• _Job_
Write out all the entries word for word, but skip any images.

• _Data provided_
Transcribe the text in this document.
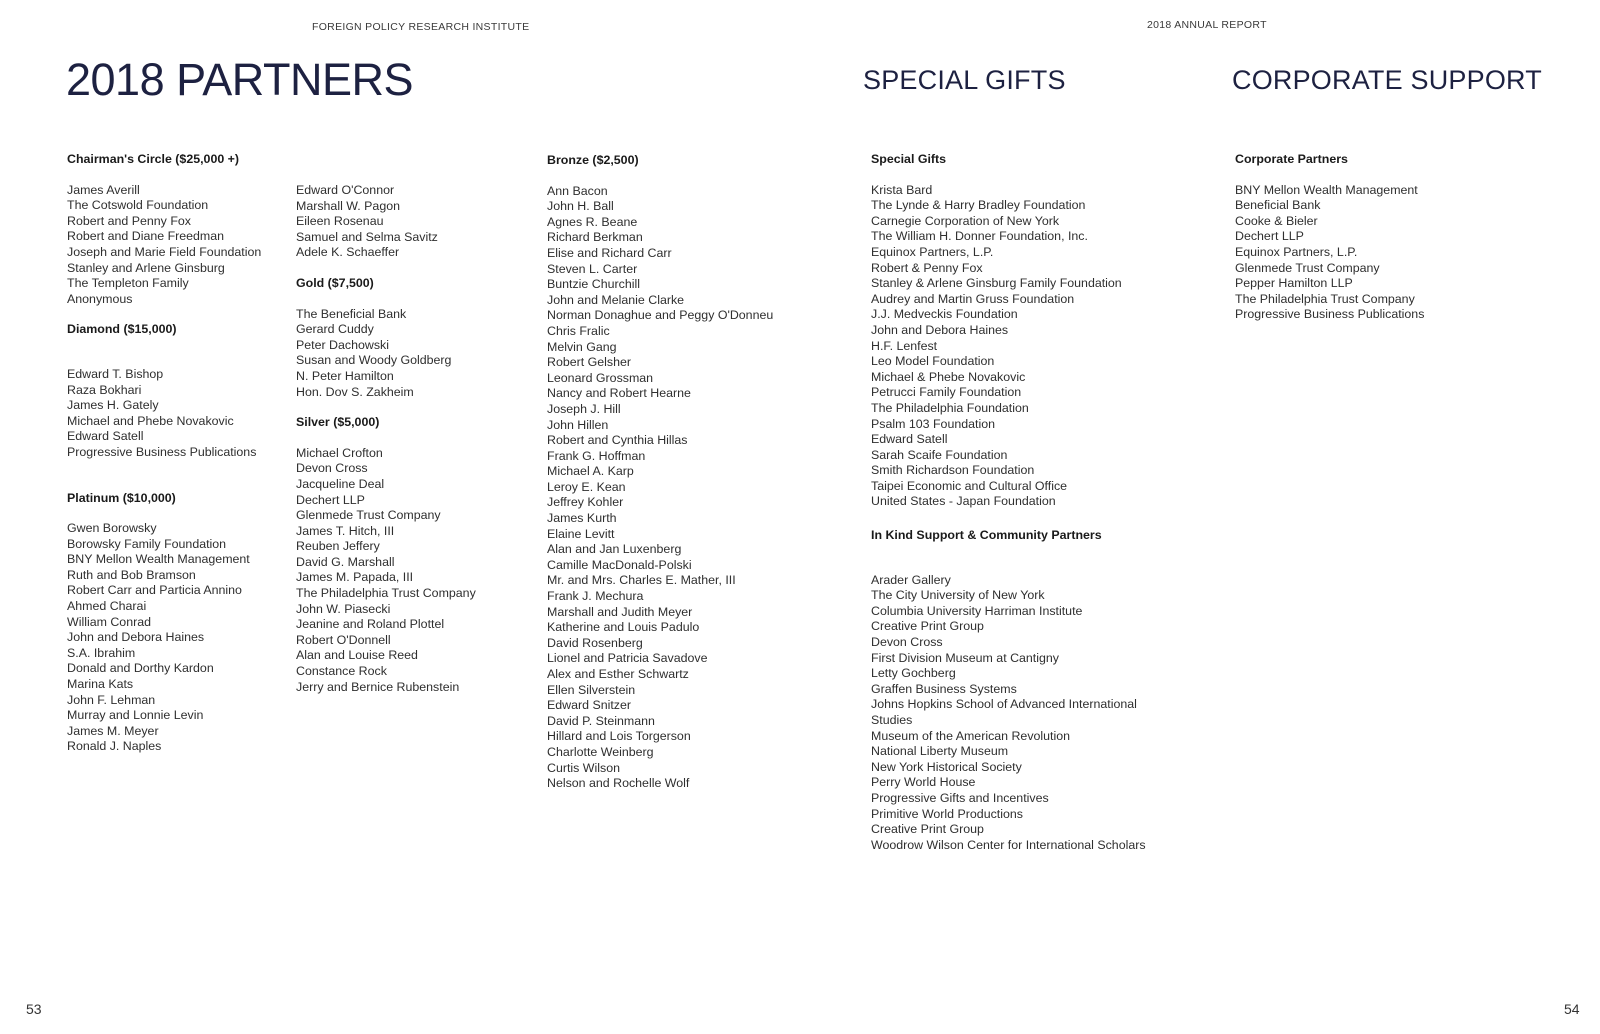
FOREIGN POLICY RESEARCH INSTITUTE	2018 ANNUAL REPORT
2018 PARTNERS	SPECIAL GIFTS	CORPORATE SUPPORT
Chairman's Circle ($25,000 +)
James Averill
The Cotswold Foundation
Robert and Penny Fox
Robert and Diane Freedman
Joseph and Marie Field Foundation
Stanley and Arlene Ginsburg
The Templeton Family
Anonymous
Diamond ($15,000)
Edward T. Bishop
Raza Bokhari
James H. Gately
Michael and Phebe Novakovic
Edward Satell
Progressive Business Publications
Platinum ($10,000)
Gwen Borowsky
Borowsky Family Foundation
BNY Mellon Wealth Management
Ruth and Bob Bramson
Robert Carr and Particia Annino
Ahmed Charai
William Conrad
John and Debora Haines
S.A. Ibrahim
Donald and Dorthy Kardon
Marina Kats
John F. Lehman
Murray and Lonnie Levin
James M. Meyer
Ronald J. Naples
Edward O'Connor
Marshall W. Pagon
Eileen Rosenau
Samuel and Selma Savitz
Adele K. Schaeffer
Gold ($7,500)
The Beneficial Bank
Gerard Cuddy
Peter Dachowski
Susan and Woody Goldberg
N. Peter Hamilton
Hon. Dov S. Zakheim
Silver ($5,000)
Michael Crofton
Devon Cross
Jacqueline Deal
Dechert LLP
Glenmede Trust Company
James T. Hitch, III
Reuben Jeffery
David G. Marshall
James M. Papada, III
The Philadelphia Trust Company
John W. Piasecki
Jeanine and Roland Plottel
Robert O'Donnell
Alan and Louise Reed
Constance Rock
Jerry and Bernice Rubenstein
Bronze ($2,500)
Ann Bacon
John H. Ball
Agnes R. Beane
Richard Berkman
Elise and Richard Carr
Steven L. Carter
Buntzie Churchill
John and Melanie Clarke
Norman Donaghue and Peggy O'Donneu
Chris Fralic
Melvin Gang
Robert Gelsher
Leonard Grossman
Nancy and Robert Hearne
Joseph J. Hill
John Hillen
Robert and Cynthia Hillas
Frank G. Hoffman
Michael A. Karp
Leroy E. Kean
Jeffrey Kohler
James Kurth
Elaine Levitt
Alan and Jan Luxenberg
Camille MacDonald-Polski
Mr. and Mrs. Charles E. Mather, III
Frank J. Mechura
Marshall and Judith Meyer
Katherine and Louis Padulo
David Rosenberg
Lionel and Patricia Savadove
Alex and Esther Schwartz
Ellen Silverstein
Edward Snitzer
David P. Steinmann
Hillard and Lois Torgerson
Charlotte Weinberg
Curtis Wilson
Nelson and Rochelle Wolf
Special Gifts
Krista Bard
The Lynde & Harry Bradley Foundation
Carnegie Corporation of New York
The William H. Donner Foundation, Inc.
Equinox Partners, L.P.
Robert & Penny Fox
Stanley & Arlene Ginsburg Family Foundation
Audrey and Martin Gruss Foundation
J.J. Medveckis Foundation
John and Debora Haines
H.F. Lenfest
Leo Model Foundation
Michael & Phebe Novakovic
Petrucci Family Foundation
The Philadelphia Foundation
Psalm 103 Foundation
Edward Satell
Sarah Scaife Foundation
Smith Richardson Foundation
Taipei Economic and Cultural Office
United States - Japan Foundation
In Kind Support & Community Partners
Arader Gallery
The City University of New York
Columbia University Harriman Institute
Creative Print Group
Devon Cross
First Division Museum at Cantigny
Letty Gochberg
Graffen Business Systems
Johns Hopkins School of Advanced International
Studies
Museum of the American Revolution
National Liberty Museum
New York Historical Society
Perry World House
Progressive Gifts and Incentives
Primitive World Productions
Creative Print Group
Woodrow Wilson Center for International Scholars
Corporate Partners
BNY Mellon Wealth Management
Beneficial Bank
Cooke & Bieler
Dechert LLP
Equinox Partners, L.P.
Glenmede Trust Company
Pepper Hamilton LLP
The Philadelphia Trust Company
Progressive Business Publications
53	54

• _Result for this exercise_
Transcribe the text in this document.
FOREIGN POLICY RESEARCH INSTITUTE	2018 ANNUAL REPORT
2018 PARTNERS	SPECIAL GIFTS	CORPORATE SUPPORT
Chairman's Circle ($25,000 +)
James Averill
The Cotswold Foundation
Robert and Penny Fox
Robert and Diane Freedman
Joseph and Marie Field Foundation
Stanley and Arlene Ginsburg
The Templeton Family
Anonymous
Diamond ($15,000)
Edward T. Bishop
Raza Bokhari
James H. Gately
Michael and Phebe Novakovic
Edward Satell
Progressive Business Publications
Platinum ($10,000)
Gwen Borowsky
Borowsky Family Foundation
BNY Mellon Wealth Management
Ruth and Bob Bramson
Robert Carr and Particia Annino
Ahmed Charai
William Conrad
John and Debora Haines
S.A. Ibrahim
Donald and Dorthy Kardon
Marina Kats
John F. Lehman
Murray and Lonnie Levin
James M. Meyer
Ronald J. Naples
Edward O'Connor
Marshall W. Pagon
Eileen Rosenau
Samuel and Selma Savitz
Adele K. Schaeffer
Gold ($7,500)
The Beneficial Bank
Gerard Cuddy
Peter Dachowski
Susan and Woody Goldberg
N. Peter Hamilton
Hon. Dov S. Zakheim
Silver ($5,000)
Michael Crofton
Devon Cross
Jacqueline Deal
Dechert LLP
Glenmede Trust Company
James T. Hitch, III
Reuben Jeffery
David G. Marshall
James M. Papada, III
The Philadelphia Trust Company
John W. Piasecki
Jeanine and Roland Plottel
Robert O'Donnell
Alan and Louise Reed
Constance Rock
Jerry and Bernice Rubenstein
Bronze ($2,500)
Ann Bacon
John H. Ball
Agnes R. Beane
Richard Berkman
Elise and Richard Carr
Steven L. Carter
Buntzie Churchill
John and Melanie Clarke
Norman Donaghue and Peggy O'Donneu
Chris Fralic
Melvin Gang
Robert Gelsher
Leonard Grossman
Nancy and Robert Hearne
Joseph J. Hill
John Hillen
Robert and Cynthia Hillas
Frank G. Hoffman
Michael A. Karp
Leroy E. Kean
Jeffrey Kohler
James Kurth
Elaine Levitt
Alan and Jan Luxenberg
Camille MacDonald-Polski
Mr. and Mrs. Charles E. Mather, III
Frank J. Mechura
Marshall and Judith Meyer
Katherine and Louis Padulo
David Rosenberg
Lionel and Patricia Savadove
Alex and Esther Schwartz
Ellen Silverstein
Edward Snitzer
David P. Steinmann
Hillard and Lois Torgerson
Charlotte Weinberg
Curtis Wilson
Nelson and Rochelle Wolf
Special Gifts
Krista Bard
The Lynde & Harry Bradley Foundation
Carnegie Corporation of New York
The William H. Donner Foundation, Inc.
Equinox Partners, L.P.
Robert & Penny Fox
Stanley & Arlene Ginsburg Family Foundation
Audrey and Martin Gruss Foundation
J.J. Medveckis Foundation
John and Debora Haines
H.F. Lenfest
Leo Model Foundation
Michael & Phebe Novakovic
Petrucci Family Foundation
The Philadelphia Foundation
Psalm 103 Foundation
Edward Satell
Sarah Scaife Foundation
Smith Richardson Foundation
Taipei Economic and Cultural Office
United States - Japan Foundation
In Kind Support & Community Partners
Arader Gallery
The City University of New York
Columbia University Harriman Institute
Creative Print Group
Devon Cross
First Division Museum at Cantigny
Letty Gochberg
Graffen Business Systems
Johns Hopkins School of Advanced International
Studies
Museum of the American Revolution
National Liberty Museum
New York Historical Society
Perry World House
Progressive Gifts and Incentives
Primitive World Productions
Creative Print Group
Woodrow Wilson Center for International Scholars
Corporate Partners
BNY Mellon Wealth Management
Beneficial Bank
Cooke & Bieler
Dechert LLP
Equinox Partners, L.P.
Glenmede Trust Company
Pepper Hamilton LLP
The Philadelphia Trust Company
Progressive Business Publications
53	54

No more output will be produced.